[What is needed] Each line holding the word "title" counts once; give the total and nothing more.

[Material to process]

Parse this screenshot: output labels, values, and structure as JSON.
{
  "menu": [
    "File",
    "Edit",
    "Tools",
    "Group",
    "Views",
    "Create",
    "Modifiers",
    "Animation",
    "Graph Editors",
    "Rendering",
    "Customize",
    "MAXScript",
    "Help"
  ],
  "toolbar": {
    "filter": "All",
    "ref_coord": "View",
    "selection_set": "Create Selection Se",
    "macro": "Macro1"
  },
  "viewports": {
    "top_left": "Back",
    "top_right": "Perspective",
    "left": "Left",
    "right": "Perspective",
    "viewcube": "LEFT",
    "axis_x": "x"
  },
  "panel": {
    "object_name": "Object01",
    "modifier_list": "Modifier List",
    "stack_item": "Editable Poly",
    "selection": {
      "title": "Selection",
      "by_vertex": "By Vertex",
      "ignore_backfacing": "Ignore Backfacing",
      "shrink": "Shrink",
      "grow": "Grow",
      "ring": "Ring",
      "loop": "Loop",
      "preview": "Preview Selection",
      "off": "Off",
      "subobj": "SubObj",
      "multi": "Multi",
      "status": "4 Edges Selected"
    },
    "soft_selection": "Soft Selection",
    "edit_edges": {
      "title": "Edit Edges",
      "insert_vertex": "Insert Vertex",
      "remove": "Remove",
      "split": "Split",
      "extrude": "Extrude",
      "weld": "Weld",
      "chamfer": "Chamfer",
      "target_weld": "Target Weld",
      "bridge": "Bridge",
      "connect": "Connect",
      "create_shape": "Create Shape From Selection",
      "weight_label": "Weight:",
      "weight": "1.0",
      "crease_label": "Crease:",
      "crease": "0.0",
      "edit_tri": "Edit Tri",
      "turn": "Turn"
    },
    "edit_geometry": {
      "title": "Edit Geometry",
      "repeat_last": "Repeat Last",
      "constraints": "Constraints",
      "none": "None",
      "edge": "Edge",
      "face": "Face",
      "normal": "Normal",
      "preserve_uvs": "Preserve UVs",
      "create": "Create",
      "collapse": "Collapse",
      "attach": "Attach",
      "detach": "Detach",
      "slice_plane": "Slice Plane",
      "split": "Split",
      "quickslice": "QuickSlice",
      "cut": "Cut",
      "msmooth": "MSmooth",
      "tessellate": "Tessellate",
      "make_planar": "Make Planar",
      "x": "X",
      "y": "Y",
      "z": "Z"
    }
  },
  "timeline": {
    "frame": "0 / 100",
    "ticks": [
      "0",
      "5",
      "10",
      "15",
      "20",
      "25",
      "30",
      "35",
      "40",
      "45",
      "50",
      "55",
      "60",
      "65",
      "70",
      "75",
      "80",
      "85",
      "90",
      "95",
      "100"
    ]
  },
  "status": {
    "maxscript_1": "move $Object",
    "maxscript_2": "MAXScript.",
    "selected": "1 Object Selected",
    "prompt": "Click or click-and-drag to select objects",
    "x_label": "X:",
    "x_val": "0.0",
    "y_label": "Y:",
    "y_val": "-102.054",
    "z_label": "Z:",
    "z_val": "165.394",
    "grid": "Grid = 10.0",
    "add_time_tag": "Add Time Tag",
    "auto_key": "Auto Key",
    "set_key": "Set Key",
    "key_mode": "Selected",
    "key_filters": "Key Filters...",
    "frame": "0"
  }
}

* * *

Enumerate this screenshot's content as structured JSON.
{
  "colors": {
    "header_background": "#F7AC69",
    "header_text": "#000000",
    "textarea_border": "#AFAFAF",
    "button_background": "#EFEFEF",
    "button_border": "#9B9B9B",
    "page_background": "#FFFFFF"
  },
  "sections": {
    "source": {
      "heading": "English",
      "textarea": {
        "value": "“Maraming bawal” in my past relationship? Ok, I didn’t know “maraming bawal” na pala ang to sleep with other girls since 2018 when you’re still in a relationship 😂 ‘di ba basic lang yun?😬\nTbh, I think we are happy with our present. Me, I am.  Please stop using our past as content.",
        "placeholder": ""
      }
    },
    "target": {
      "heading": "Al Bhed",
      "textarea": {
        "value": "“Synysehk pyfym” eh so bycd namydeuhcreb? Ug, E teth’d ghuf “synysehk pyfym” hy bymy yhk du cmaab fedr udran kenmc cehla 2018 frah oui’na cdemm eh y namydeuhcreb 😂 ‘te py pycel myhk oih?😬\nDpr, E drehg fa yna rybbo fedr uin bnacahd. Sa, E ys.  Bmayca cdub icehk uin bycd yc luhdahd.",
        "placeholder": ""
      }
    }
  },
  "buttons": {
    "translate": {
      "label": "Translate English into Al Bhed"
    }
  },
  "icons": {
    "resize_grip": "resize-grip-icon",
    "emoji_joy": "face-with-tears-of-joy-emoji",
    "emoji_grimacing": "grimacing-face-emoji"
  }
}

[Result for this task] 3